§ Short problem: Express the entries as a Markdown table with the columns Row and Line, covering everything from the start of the entries through the line containing "Enumerate the UI", including that line. Number each line in Row and leave out blank lines.

§ Record set:
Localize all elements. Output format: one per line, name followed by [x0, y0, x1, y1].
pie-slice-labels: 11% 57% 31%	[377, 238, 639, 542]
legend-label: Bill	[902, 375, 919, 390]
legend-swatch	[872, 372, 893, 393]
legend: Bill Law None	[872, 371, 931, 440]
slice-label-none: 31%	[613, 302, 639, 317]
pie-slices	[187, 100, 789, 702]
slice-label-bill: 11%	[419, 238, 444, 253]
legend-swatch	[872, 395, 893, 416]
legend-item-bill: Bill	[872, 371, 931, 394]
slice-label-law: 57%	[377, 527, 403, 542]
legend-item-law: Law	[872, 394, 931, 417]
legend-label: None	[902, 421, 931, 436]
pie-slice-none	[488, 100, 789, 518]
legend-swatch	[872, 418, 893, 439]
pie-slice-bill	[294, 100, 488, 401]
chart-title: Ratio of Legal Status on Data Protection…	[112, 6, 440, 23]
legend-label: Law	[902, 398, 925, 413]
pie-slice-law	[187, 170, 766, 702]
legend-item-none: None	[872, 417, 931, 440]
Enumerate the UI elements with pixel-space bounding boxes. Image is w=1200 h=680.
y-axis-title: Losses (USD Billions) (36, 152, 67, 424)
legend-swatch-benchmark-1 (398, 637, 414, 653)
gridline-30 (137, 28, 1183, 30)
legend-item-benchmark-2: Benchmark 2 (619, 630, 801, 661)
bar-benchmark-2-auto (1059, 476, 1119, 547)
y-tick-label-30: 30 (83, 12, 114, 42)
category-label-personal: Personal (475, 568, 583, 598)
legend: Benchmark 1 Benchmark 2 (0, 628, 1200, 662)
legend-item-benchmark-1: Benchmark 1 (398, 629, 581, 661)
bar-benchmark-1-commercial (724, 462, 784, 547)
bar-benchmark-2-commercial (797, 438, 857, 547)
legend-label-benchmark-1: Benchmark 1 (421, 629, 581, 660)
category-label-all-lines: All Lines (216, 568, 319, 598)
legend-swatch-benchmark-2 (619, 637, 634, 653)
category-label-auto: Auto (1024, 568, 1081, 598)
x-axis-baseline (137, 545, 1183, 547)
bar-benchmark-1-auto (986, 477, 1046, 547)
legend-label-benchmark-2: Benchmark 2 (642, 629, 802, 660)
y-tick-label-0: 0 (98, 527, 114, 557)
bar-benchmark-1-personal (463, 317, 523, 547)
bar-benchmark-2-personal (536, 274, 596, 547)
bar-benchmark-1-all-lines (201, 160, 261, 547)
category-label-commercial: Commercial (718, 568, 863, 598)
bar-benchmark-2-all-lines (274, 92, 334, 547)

§ Finished exercise:
| Row | Line |
|---|---|
| 1 | Localize all elements. Output format: one per line, name followed by [x0, y0, x1, y1]. |
| 2 | pie-slice-labels: 11% 57% 31%	[377, 238, 639, 542] |
| 3 | legend-label: Bill	[902, 375, 919, 390] |
| 4 | legend-swatch	[872, 372, 893, 393] |
| 5 | legend: Bill Law None	[872, 371, 931, 440] |
| 6 | slice-label-none: 31%	[613, 302, 639, 317] |
| 7 | pie-slices	[187, 100, 789, 702] |
| 8 | slice-label-bill: 11%	[419, 238, 444, 253] |
| 9 | legend-swatch	[872, 395, 893, 416] |
| 10 | legend-item-bill: Bill	[872, 371, 931, 394] |
| 11 | slice-label-law: 57%	[377, 527, 403, 542] |
| 12 | legend-item-law: Law	[872, 394, 931, 417] |
| 13 | legend-label: None	[902, 421, 931, 436] |
| 14 | pie-slice-none	[488, 100, 789, 518] |
| 15 | legend-swatch	[872, 418, 893, 439] |
| 16 | pie-slice-bill	[294, 100, 488, 401] |
| 17 | chart-title: Ratio of Legal Status on Data Protection…	[112, 6, 440, 23] |
| 18 | legend-label: Law	[902, 398, 925, 413] |
| 19 | pie-slice-law	[187, 170, 766, 702] |
| 20 | legend-item-none: None	[872, 417, 931, 440] |
| 21 | Enumerate the UI elements with pixel-space bounding boxes. Image is w=1200 h=680. |